*What you need to do*: Locate all lines in the data below that hold "hogy" and show them.

○ ○ ○ ○

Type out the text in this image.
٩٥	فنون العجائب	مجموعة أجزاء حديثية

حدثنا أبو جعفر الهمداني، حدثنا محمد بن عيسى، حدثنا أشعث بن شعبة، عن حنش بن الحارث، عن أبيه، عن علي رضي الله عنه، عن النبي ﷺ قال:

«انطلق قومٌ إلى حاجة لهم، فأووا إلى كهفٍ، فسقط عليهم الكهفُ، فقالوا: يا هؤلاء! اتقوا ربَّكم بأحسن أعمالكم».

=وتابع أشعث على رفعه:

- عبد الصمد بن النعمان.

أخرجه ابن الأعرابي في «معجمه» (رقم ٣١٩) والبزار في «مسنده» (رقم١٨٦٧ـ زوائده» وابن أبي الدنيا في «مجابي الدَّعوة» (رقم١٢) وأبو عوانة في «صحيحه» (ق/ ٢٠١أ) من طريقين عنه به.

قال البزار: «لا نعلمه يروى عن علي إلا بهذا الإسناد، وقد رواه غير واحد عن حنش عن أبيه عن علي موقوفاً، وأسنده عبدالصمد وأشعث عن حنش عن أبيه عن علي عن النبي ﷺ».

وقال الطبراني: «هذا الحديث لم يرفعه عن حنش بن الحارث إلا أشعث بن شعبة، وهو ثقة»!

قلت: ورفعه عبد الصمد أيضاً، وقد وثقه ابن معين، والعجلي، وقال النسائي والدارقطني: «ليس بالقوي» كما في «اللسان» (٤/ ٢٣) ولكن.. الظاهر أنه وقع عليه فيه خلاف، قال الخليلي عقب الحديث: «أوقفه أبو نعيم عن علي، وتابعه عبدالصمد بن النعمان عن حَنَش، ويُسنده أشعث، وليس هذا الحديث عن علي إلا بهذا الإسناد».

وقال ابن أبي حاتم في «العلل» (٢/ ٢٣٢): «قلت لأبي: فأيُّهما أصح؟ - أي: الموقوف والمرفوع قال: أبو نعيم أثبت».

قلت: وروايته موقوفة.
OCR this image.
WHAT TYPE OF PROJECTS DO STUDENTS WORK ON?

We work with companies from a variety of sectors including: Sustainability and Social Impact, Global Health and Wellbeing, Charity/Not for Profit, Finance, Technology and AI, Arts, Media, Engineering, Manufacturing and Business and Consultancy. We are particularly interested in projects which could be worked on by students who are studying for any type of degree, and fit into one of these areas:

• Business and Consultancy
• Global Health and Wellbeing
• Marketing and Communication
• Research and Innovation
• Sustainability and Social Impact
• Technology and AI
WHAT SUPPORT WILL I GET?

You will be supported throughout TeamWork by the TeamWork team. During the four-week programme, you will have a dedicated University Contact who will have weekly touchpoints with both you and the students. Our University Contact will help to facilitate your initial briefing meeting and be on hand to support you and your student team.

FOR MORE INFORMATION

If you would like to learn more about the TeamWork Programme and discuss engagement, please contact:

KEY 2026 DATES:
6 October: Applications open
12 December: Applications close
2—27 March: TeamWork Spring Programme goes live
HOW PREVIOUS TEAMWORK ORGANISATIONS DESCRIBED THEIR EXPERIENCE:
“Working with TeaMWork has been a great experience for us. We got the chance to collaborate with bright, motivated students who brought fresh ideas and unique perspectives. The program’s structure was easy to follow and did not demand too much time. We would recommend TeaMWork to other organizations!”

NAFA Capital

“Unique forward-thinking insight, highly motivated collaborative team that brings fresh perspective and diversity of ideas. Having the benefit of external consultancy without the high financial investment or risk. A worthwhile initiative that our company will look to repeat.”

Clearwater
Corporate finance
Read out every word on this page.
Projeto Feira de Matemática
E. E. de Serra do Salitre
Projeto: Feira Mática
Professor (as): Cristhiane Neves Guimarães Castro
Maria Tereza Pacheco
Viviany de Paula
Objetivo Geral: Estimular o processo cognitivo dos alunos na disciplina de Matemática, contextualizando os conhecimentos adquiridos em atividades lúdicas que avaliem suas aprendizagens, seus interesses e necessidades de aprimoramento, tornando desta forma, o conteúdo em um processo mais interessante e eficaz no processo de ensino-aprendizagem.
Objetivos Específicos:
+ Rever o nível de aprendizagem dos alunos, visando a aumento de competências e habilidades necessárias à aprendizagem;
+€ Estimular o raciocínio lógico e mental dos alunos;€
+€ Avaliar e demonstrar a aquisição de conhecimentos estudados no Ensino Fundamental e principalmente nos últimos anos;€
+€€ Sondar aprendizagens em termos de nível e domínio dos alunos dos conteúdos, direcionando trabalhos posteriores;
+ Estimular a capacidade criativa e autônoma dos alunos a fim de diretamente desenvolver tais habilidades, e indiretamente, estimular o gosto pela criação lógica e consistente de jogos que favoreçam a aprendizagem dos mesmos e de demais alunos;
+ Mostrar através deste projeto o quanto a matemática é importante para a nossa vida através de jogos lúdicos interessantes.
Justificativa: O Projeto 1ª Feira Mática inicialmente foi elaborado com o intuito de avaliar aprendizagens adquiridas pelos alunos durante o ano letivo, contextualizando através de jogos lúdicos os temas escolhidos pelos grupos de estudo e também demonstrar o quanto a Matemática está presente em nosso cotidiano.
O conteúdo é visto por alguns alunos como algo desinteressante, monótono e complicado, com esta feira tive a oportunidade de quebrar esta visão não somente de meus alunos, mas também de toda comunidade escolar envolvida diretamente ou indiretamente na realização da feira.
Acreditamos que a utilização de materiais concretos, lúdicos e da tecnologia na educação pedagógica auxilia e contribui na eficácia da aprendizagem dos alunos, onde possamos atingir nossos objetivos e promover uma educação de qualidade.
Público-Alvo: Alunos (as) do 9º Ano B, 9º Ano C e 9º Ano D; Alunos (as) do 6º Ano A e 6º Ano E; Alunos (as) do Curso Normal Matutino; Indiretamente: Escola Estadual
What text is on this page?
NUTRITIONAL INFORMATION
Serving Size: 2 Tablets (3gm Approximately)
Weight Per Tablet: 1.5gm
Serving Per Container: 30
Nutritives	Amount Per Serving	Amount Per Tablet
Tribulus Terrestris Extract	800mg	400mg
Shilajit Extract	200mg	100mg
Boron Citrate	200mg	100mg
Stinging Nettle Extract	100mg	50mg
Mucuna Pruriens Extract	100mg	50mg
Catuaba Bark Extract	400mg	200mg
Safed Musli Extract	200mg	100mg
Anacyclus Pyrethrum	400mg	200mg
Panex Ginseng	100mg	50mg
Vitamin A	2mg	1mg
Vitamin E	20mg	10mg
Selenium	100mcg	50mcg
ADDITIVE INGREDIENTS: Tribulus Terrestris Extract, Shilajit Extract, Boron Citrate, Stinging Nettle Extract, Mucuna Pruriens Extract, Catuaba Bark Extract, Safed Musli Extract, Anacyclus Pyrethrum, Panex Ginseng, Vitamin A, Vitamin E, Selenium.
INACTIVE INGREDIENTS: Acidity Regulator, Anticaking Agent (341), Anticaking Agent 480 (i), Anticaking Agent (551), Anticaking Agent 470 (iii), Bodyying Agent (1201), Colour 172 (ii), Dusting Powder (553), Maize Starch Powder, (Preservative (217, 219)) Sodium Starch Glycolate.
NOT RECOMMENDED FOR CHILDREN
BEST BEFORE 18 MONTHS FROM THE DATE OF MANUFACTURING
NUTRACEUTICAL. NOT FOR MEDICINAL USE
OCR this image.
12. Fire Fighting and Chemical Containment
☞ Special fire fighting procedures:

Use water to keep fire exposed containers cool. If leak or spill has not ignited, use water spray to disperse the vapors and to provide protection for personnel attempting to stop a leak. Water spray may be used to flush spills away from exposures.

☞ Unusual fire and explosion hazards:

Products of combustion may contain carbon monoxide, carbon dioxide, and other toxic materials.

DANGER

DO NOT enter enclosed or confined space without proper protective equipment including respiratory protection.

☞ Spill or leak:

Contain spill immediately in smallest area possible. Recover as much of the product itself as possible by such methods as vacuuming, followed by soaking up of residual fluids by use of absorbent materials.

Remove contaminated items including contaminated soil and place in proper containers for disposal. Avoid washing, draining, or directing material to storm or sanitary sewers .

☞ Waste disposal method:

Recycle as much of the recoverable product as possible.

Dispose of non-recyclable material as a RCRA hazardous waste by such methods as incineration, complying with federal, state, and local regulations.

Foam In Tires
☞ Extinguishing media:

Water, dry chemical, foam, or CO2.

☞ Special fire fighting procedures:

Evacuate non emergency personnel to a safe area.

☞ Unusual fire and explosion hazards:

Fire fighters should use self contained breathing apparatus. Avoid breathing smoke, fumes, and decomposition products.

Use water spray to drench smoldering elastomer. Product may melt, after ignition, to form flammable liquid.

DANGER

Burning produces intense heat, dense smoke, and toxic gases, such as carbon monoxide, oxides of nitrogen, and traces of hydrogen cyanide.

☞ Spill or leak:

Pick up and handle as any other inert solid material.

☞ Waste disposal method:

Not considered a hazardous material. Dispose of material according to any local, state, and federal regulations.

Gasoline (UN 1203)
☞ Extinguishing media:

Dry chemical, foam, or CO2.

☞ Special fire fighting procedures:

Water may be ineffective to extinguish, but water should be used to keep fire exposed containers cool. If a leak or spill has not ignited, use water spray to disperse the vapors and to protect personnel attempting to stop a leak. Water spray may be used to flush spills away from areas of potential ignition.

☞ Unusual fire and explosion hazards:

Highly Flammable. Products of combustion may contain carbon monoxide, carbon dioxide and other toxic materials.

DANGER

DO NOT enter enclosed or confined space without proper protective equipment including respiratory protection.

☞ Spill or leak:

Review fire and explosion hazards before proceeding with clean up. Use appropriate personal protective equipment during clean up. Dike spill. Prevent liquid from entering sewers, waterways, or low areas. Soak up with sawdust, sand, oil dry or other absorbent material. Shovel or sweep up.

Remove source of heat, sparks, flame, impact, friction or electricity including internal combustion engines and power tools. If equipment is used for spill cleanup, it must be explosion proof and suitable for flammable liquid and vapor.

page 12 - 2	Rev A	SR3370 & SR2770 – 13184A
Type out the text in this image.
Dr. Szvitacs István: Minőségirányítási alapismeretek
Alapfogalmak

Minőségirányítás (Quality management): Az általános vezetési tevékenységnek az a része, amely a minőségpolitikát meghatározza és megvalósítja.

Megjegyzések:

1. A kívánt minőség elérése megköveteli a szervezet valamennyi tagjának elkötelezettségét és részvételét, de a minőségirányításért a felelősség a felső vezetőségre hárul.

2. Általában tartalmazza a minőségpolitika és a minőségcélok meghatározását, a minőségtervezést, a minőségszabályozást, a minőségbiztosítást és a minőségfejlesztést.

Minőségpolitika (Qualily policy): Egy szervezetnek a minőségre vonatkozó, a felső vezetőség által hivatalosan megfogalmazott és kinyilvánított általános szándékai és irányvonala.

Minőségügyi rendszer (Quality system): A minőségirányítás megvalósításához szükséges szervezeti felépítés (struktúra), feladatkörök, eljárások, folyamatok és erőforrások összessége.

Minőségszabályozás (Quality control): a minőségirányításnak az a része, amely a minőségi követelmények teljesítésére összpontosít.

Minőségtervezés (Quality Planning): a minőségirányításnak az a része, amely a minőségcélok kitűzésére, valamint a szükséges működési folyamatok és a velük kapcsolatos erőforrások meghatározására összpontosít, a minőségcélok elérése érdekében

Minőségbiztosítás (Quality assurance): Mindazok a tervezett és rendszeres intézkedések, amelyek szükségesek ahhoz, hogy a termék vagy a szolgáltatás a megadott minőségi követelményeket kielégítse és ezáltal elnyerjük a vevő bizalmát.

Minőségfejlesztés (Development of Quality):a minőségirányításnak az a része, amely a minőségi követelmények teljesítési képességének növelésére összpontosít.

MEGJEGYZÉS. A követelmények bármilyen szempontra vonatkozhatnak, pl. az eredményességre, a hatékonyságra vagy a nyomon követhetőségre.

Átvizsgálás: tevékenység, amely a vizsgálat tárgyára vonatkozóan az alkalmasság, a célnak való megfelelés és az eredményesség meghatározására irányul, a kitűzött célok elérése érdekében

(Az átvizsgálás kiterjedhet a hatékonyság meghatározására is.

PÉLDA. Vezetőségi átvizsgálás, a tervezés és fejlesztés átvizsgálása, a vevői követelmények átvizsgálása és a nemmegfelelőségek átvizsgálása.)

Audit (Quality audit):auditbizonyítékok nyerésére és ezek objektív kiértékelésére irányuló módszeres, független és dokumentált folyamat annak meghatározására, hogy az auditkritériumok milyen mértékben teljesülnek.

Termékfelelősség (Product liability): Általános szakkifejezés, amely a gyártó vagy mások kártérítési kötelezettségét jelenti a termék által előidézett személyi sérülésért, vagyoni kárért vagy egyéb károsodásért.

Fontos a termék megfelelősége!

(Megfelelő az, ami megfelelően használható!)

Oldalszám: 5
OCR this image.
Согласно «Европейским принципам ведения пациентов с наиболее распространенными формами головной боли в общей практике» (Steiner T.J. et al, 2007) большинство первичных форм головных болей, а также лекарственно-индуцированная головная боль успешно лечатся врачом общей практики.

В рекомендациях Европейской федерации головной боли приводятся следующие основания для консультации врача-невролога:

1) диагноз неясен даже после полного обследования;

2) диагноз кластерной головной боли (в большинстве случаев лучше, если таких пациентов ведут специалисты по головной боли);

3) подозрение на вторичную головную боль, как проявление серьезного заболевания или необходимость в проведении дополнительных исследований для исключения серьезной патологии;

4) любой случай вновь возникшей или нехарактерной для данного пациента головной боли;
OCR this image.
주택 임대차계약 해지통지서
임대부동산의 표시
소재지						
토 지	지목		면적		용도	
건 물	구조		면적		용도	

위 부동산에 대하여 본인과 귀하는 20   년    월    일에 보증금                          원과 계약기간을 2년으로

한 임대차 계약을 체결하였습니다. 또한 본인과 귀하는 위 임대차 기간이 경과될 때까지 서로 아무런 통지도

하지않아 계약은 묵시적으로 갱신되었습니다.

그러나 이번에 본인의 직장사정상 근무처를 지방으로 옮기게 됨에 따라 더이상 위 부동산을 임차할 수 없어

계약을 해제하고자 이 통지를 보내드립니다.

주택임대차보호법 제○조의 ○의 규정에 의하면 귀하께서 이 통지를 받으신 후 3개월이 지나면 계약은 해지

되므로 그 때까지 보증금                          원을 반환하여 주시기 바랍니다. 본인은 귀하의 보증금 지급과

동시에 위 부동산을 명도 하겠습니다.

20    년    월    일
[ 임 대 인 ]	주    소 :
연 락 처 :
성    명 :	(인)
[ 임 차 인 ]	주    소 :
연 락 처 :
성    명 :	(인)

○ ○ ○ ○

*Worked answer*:
Minőségbiztosítás (Quality assurance): Mindazok a tervezett és rendszeres intézkedések, amelyek szükségesek ahhoz, hogy a termék vagy a szolgáltatás a megadott minőségi követelményeket kielégítse és ezáltal elnyerjük a vevő bizalmát.
Audit (Quality audit):auditbizonyítékok nyerésére és ezek objektív kiértékelésére irányuló módszeres, független és dokumentált folyamat annak meghatározására, hogy az auditkritériumok milyen mértékben teljesülnek.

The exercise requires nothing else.